> WHAT TO DO:
The entries that follow should be written out exactly.

> PROVIDED RECORDS:
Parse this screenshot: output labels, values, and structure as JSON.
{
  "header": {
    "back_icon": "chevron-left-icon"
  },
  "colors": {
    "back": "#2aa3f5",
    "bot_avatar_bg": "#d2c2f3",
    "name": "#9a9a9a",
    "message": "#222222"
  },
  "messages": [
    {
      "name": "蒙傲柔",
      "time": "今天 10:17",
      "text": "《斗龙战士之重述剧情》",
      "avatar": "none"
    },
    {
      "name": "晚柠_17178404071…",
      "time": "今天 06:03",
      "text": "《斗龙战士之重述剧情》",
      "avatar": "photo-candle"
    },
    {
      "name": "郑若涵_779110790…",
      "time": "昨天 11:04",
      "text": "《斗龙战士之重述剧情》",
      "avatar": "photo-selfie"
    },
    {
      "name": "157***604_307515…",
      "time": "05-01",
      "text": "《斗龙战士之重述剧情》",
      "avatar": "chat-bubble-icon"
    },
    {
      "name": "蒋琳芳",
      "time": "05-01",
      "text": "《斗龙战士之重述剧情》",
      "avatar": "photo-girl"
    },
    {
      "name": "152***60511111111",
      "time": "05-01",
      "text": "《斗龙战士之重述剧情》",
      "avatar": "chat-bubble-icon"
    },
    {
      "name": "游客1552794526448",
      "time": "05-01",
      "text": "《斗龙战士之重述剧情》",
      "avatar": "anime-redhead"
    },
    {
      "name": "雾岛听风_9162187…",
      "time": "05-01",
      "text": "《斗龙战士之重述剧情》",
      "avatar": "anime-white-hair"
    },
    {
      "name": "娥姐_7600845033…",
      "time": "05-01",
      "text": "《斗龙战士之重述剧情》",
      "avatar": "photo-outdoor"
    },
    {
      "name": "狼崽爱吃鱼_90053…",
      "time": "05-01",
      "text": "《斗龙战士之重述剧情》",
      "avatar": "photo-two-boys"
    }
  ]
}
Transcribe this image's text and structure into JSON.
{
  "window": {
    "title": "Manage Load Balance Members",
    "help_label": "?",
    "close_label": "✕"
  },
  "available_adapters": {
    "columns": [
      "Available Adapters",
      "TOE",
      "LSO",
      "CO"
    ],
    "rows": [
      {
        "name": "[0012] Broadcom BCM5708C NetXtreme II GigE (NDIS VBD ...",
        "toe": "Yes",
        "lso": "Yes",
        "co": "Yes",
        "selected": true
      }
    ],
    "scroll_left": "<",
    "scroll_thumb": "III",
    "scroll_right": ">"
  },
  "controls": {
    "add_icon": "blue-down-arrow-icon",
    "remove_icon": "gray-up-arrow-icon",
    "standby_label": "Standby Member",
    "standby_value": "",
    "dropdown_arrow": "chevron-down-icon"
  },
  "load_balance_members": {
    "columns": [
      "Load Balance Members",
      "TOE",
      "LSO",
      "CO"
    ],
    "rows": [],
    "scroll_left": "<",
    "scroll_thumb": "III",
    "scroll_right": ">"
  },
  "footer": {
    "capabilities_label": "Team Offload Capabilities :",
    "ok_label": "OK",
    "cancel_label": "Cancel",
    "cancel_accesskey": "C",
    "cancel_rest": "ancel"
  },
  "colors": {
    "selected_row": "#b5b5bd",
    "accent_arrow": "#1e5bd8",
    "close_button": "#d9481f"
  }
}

> SOLUTION:
Parse this screenshot: output labels, values, and structure as JSON.
{
  "header": {
    "back_icon": "chevron-left-icon"
  },
  "colors": {
    "back": "#2aa3f5",
    "bot_avatar_bg": "#d2c2f3",
    "name": "#9a9a9a",
    "message": "#222222"
  },
  "messages": [
    {
      "name": "蒙傲柔",
      "time": "今天 10:17",
      "text": "《斗龙战士之重述剧情》",
      "avatar": "none"
    },
    {
      "name": "晚柠_17178404071…",
      "time": "今天 06:03",
      "text": "《斗龙战士之重述剧情》",
      "avatar": "photo-candle"
    },
    {
      "name": "郑若涵_779110790…",
      "time": "昨天 11:04",
      "text": "《斗龙战士之重述剧情》",
      "avatar": "photo-selfie"
    },
    {
      "name": "157***604_307515…",
      "time": "05-01",
      "text": "《斗龙战士之重述剧情》",
      "avatar": "chat-bubble-icon"
    },
    {
      "name": "蒋琳芳",
      "time": "05-01",
      "text": "《斗龙战士之重述剧情》",
      "avatar": "photo-girl"
    },
    {
      "name": "152***60511111111",
      "time": "05-01",
      "text": "《斗龙战士之重述剧情》",
      "avatar": "chat-bubble-icon"
    },
    {
      "name": "游客1552794526448",
      "time": "05-01",
      "text": "《斗龙战士之重述剧情》",
      "avatar": "anime-redhead"
    },
    {
      "name": "雾岛听风_9162187…",
      "time": "05-01",
      "text": "《斗龙战士之重述剧情》",
      "avatar": "anime-white-hair"
    },
    {
      "name": "娥姐_7600845033…",
      "time": "05-01",
      "text": "《斗龙战士之重述剧情》",
      "avatar": "photo-outdoor"
    },
    {
      "name": "狼崽爱吃鱼_90053…",
      "time": "05-01",
      "text": "《斗龙战士之重述剧情》",
      "avatar": "photo-two-boys"
    }
  ]
}
Transcribe this image's text and structure into JSON.
{
  "window": {
    "title": "Manage Load Balance Members",
    "help_label": "?",
    "close_label": "✕"
  },
  "available_adapters": {
    "columns": [
      "Available Adapters",
      "TOE",
      "LSO",
      "CO"
    ],
    "rows": [
      {
        "name": "[0012] Broadcom BCM5708C NetXtreme II GigE (NDIS VBD ...",
        "toe": "Yes",
        "lso": "Yes",
        "co": "Yes",
        "selected": true
      }
    ],
    "scroll_left": "<",
    "scroll_thumb": "III",
    "scroll_right": ">"
  },
  "controls": {
    "add_icon": "blue-down-arrow-icon",
    "remove_icon": "gray-up-arrow-icon",
    "standby_label": "Standby Member",
    "standby_value": "",
    "dropdown_arrow": "chevron-down-icon"
  },
  "load_balance_members": {
    "columns": [
      "Load Balance Members",
      "TOE",
      "LSO",
      "CO"
    ],
    "rows": [],
    "scroll_left": "<",
    "scroll_thumb": "III",
    "scroll_right": ">"
  },
  "footer": {
    "capabilities_label": "Team Offload Capabilities :",
    "ok_label": "OK",
    "cancel_label": "Cancel",
    "cancel_accesskey": "C",
    "cancel_rest": "ancel"
  },
  "colors": {
    "selected_row": "#b5b5bd",
    "accent_arrow": "#1e5bd8",
    "close_button": "#d9481f"
  }
}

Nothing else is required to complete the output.